* [TEXTO DO DOCUMENTO]
......

Verdade ou consequência
Verdade, aletheia,
véritas, emunah. Todas estas palavras referem-se à correspondência entre o que
foi dito e o que se apresenta. Na terapia, ao longo do tempo tenho me deparado
com muitas verdades, ou seja, fatos apresentados pela pessoa que lhe são tão
evidentes a ponto de não gerar dúvidas. Um dos casos que me chama atenção é
quando uma pessoa relata que fica ao lado de alguém por não ter escolha, porque
se entende responsável pelo outro. Uma pessoa que relata isso justifica dizendo
que o outro precisa dele financeiramente, porque sozinho não saberia se virar,
porque é frágil emocionalmente, cairia em depressão. Em cada uma das justificativas
a verdade é clara: é preciso ficar porque o outro depende desta pessoa.
Numa das consultas ouvi
uma história que há muito tempo não ouvia. A história conta de um caixeiro
viajante, vendedor que ia de cidade em cidade vendendo produtos que comprava
diretamente na fábrica. Havia numa vila um menino que tinha uma grande
admiração pela profissão e sempre que o caixeiro passava na cidade ele queria
ir junto. Quando tinha certa idade pediu aos pais e com o consentimento destes
partiu com o caixeiro fazer vendas pelas cidades vizinhas. Numa determinada cidade
o caixeiro viu uma família muito pobre que tinha uma vaca muito bonita e que dava
muito leite. O caixeiro combinou com o menino: “Vamos pedir pouso aqui e
durante a madrugada roubamos a vaca, o lucro de sua venda dividimos meio a
meio”. O menino concordou e foi assim que o fizeram, acordaram de madrugada e
levaram a vaca da família. Foram até uma cidade vizinha e a venderam, o
dinheiro foi dividido tal como o caixeiro tinha dito, mas aquilo começou a
incomodar o menino. Pensava ele: “Mas era a fonte de alimento e recurso da
família, bebiam o leite, vendiam o queijo, como ficarão sem a vaca?” Quando o
menino chegou novamente em casa decidiu não seguir novamente em viagem, guardou
o dinheiro com o intuito de ir devolver, mas não conseguia ir.

......

* [ITENS EXTRAÍDOS]
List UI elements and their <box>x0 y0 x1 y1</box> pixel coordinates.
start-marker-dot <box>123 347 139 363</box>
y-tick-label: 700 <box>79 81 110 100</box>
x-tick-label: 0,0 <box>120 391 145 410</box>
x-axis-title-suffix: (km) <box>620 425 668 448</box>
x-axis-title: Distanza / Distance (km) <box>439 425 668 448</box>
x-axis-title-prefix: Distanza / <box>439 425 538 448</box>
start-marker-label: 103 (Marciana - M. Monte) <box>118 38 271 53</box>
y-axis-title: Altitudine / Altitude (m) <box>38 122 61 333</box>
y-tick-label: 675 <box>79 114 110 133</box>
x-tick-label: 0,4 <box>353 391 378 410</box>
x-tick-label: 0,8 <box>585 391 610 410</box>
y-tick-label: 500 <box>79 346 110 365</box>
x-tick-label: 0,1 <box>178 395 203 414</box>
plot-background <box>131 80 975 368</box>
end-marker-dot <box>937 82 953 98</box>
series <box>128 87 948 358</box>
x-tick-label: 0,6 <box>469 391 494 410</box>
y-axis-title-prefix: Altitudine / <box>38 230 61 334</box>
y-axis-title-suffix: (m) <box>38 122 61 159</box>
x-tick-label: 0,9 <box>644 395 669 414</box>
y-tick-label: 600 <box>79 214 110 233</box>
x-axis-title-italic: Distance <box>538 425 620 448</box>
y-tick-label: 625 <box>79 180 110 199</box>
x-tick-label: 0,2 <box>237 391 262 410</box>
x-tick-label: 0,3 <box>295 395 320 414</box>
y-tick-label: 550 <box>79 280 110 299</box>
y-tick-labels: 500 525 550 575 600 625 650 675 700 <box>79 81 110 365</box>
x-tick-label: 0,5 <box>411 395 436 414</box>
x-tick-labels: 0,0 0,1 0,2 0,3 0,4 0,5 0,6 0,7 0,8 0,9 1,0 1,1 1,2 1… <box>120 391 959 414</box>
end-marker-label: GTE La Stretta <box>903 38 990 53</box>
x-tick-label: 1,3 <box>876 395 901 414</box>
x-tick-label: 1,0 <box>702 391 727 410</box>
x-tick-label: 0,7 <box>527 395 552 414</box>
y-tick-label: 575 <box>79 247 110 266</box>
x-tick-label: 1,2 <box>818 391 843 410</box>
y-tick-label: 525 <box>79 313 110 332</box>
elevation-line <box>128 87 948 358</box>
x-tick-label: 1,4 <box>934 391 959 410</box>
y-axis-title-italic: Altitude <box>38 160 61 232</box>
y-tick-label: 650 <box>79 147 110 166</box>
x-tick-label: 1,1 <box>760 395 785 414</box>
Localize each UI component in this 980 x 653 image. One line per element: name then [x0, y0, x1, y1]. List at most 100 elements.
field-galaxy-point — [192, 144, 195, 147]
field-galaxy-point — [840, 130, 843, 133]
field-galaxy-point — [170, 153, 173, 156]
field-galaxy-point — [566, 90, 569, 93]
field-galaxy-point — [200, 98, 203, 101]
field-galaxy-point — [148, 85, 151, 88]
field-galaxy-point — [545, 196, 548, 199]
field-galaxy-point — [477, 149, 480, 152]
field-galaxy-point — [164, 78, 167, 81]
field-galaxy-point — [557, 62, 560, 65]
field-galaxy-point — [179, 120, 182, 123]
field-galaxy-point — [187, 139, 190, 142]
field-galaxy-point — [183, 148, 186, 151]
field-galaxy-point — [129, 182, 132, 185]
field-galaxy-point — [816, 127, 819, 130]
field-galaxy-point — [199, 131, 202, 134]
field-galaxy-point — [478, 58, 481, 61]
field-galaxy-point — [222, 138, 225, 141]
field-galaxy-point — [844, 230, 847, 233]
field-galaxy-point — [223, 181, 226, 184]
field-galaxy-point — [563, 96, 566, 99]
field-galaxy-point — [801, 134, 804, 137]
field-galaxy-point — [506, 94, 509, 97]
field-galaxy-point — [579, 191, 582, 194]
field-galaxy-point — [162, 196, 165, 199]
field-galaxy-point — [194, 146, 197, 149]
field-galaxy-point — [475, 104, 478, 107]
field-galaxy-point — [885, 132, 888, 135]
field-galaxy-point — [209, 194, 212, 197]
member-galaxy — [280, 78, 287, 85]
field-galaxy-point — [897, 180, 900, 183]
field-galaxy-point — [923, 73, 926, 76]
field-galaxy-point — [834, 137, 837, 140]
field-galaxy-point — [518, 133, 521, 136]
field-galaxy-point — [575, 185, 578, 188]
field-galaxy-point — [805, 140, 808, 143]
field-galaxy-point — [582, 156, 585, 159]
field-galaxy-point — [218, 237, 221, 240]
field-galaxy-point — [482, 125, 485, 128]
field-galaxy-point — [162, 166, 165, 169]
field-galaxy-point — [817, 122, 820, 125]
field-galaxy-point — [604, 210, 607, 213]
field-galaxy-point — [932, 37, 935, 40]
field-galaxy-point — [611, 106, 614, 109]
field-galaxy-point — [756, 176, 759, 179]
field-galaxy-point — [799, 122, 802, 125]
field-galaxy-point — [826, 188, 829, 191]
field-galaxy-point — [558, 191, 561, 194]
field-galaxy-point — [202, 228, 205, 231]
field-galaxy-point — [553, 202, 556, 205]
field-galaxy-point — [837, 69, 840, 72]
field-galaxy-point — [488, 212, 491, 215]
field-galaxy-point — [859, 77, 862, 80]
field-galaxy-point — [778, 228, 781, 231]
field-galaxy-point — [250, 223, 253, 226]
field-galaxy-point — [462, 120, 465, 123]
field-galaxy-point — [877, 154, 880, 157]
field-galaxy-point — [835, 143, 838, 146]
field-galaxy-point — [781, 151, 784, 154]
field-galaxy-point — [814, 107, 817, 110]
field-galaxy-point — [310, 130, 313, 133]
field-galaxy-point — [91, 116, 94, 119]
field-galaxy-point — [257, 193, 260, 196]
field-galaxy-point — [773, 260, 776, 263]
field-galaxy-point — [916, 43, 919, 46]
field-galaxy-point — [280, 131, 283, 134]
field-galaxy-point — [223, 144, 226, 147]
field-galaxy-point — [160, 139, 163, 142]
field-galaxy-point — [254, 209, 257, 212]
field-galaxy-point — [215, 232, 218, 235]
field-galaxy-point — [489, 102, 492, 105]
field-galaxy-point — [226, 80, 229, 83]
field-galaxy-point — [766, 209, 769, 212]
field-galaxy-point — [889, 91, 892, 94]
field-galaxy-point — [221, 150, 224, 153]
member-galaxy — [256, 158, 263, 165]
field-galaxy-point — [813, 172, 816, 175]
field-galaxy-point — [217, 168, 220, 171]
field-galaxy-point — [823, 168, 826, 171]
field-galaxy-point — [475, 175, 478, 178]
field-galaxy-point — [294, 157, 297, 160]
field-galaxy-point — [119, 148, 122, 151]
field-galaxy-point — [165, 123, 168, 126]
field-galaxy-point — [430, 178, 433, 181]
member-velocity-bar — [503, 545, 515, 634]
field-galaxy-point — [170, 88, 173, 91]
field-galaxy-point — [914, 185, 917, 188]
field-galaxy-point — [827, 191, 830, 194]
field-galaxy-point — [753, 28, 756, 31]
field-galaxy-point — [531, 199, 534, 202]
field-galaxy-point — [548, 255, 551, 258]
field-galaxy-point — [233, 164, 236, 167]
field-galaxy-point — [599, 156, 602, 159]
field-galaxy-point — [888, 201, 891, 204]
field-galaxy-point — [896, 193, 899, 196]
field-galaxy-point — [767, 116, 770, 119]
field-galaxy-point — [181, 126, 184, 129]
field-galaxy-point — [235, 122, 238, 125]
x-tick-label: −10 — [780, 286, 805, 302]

......

* [TAREFAS]
[1] No texto sobre verdade e terapia, como o caixeiro viajante propôs ao menino dividir o lucro da venda da vaca?
[2] Retome o texto sobre verdade e terapia a partir do ponto em que ele para e dê continuidade a ele.

* [RESPOSTAS]
[1] Meio a meio.

[2]
Depois de muito tempo,
quando atingiu a maioridade, agora homem, decidiu que não viveria mais com aquele
peso. Pegou suas coisas, o dinheiro que entendia ser justo devolver pelo mal
causado e partiu. Chegando ao local onde havia a pequena cabana viu uma casa
grande, plantações, pomares. Vendo isso o remorso bateu forte. Mesmo assim
tocou a campainha da casa para pedir informações sobre as pessoas que moravam
na cabana que ali ficava. Foi recebido pelo dono. Perguntou sobre uma família
que vivia numa cabana que ficava no mesmo local. O dono da grande casa lhe
disse que ele mesmo morava ali, que eram muito pobres, tinham como único bem
uma vaquinha. Certa noite, depois que um caixeiro viajante e seu ajudante
passaram por ali a vaquinha fora roubada. Com isto ele pegou o pouco dinheiro
que tinha e comprou algumas sementes, cultivou e assim começou a prosperar até
chegar ao ponto atual. E disse ainda que era grato ao ladrão que o libertou da
dependência daquela vaca.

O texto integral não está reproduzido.